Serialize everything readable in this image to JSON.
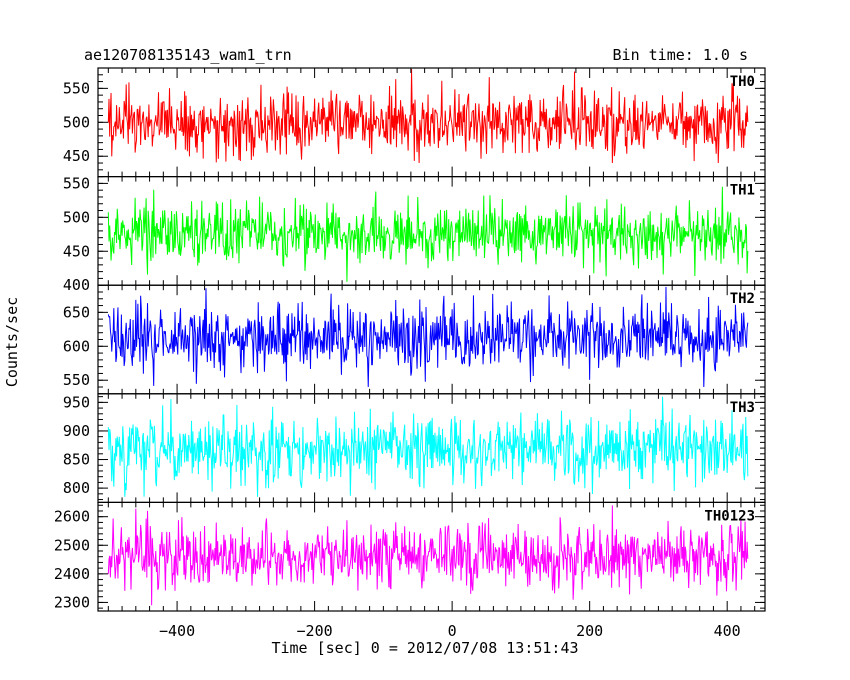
{
  "header": {
    "title": "ae120708135143_wam1_trn",
    "bin_time": "Bin time: 1.0 s"
  },
  "chart_data": {
    "type": "line",
    "title": "ae120708135143_wam1_trn",
    "subtitle": "Bin time: 1.0 s",
    "xlabel": "Time [sec] 0 = 2012/07/08 13:51:43",
    "ylabel": "Counts/sec",
    "xlim": [
      -515,
      455
    ],
    "x_start": -500,
    "x_end": 430,
    "x_step": 1,
    "x_ticks": [
      -400,
      -200,
      0,
      200,
      400
    ],
    "x_tick_labels": [
      "−400",
      "−200",
      "0",
      "200",
      "400"
    ],
    "grid": false,
    "panels": [
      {
        "name": "TH0",
        "color": "#ff0000",
        "ylim": [
          420,
          580
        ],
        "yticks": [
          450,
          500,
          550
        ],
        "mean": 500,
        "sd": 24,
        "min": 440,
        "max": 580
      },
      {
        "name": "TH1",
        "color": "#00ff00",
        "ylim": [
          400,
          560
        ],
        "yticks": [
          400,
          450,
          500,
          550
        ],
        "mean": 475,
        "sd": 22,
        "min": 405,
        "max": 550
      },
      {
        "name": "TH2",
        "color": "#0000ff",
        "ylim": [
          530,
          690
        ],
        "yticks": [
          550,
          600,
          650
        ],
        "mean": 612,
        "sd": 25,
        "min": 540,
        "max": 690
      },
      {
        "name": "TH3",
        "color": "#00ffff",
        "ylim": [
          775,
          965
        ],
        "yticks": [
          800,
          850,
          900,
          950
        ],
        "mean": 868,
        "sd": 30,
        "min": 785,
        "max": 960
      },
      {
        "name": "TH0123",
        "color": "#ff00ff",
        "ylim": [
          2270,
          2650
        ],
        "yticks": [
          2300,
          2400,
          2500,
          2600
        ],
        "mean": 2460,
        "sd": 55,
        "min": 2290,
        "max": 2640
      }
    ]
  }
}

•••

Pick out each line containing "color" and report it.

        "color": "#ff0000",
        "color": "#00ff00",
        "color": "#0000ff",
        "color": "#00ffff",
        "color": "#ff00ff",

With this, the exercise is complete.